• **Written problem**:
Pick out every line of the entries below where "forget" occurs, and copy those lines.

═════ Records to process ═════

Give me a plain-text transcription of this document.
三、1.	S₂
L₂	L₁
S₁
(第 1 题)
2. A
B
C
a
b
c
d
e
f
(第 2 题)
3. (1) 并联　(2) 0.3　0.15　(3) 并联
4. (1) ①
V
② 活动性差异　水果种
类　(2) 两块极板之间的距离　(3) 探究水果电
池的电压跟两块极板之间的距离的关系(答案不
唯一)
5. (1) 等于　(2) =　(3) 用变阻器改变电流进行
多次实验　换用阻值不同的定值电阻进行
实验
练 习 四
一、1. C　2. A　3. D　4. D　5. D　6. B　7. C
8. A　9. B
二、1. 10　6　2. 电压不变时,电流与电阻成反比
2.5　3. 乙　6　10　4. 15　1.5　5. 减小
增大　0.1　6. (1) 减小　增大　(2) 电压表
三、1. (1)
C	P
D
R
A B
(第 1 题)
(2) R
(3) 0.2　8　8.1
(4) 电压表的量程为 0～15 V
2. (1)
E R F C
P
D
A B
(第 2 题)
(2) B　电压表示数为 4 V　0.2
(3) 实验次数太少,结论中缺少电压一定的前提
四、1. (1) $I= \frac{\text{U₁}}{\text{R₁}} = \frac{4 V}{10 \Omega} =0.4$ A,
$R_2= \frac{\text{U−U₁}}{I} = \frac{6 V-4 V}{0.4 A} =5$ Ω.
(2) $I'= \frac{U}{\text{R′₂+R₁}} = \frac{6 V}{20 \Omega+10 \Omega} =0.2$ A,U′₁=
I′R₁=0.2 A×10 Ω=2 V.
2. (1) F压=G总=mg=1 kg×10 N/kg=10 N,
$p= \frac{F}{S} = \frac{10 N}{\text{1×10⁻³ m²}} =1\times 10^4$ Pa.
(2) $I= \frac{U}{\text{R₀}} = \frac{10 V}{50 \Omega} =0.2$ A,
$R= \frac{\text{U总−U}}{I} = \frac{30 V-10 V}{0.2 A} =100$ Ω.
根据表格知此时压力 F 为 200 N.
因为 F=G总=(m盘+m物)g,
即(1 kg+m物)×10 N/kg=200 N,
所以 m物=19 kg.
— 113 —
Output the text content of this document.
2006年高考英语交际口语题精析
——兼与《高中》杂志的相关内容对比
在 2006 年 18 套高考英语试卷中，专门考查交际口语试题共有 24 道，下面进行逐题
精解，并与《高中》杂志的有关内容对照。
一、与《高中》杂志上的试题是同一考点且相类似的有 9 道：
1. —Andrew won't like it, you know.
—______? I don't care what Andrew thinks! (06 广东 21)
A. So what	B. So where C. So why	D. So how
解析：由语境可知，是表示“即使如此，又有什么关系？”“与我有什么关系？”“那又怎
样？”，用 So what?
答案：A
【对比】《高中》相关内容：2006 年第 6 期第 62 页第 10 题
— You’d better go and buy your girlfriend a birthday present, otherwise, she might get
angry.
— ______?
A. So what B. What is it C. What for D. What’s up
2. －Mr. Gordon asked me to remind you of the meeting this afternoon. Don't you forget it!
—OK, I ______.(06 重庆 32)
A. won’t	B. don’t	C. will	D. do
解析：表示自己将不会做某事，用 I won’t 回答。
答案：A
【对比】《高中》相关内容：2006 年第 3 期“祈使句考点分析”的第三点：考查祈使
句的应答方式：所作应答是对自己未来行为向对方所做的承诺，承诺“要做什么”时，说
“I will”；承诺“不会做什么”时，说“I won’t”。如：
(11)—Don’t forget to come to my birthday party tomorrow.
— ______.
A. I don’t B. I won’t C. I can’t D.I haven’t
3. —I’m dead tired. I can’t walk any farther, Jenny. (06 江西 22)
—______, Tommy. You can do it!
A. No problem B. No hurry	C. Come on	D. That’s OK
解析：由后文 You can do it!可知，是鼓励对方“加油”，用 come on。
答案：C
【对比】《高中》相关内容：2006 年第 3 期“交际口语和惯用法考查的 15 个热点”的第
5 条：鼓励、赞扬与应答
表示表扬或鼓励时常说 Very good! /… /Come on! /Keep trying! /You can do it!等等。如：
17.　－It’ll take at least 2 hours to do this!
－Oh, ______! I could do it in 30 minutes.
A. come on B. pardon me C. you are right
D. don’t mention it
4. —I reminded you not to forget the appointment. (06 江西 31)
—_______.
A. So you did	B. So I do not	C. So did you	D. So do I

═════

• **Result of this exercise**:
2. －Mr. Gordon asked me to remind you of the meeting this afternoon. Don't you forget it!
(11)—Don’t forget to come to my birthday party tomorrow.
4. —I reminded you not to forget the appointment. (06 江西 31)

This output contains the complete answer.